- [SHORT TASK]
Pictures stay out; everything else in the records below is copied exactly.

- [DATASET]
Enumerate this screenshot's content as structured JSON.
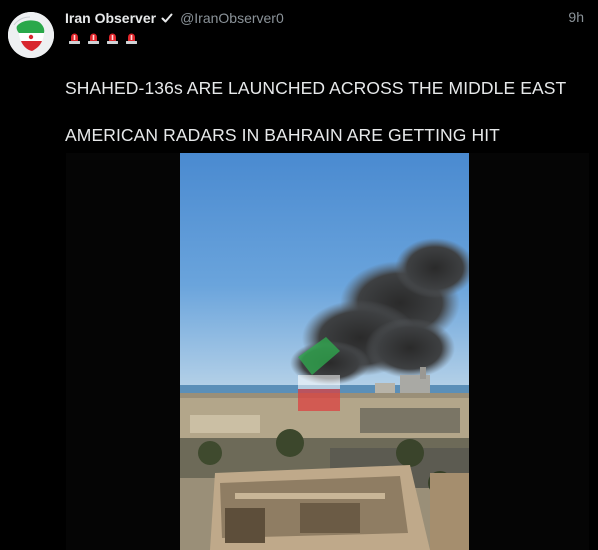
{
  "tweet": {
    "display_name": "Iran Observer",
    "handle": "@IranObserver0",
    "time": "9h",
    "badge_icons": [
      "siren-icon",
      "siren-icon",
      "siren-icon",
      "siren-icon"
    ],
    "text_lines": [
      "SHAHED-136s ARE LAUNCHED ACROSS THE MIDDLE EAST",
      "AMERICAN RADARS IN BAHRAIN ARE GETTING HIT"
    ]
  },
  "icons": {
    "verified": "verified-badge-icon",
    "avatar": "iran-flag-avatar"
  },
  "colors": {
    "background": "#000000",
    "text": "#e7e9ea",
    "muted": "#8b9399",
    "siren_red": "#e0262b"
  }
}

- [COMPLETE RESPONSE]
Enumerate this screenshot's content as structured JSON.
{
  "tweet": {
    "display_name": "Iran Observer",
    "handle": "@IranObserver0",
    "time": "9h",
    "badge_icons": [
      "siren-icon",
      "siren-icon",
      "siren-icon",
      "siren-icon"
    ],
    "text_lines": [
      "SHAHED-136s ARE LAUNCHED ACROSS THE MIDDLE EAST",
      "AMERICAN RADARS IN BAHRAIN ARE GETTING HIT"
    ]
  },
  "icons": {
    "verified": "verified-badge-icon",
    "avatar": "iran-flag-avatar"
  },
  "colors": {
    "background": "#000000",
    "text": "#e7e9ea",
    "muted": "#8b9399",
    "siren_red": "#e0262b"
  }
}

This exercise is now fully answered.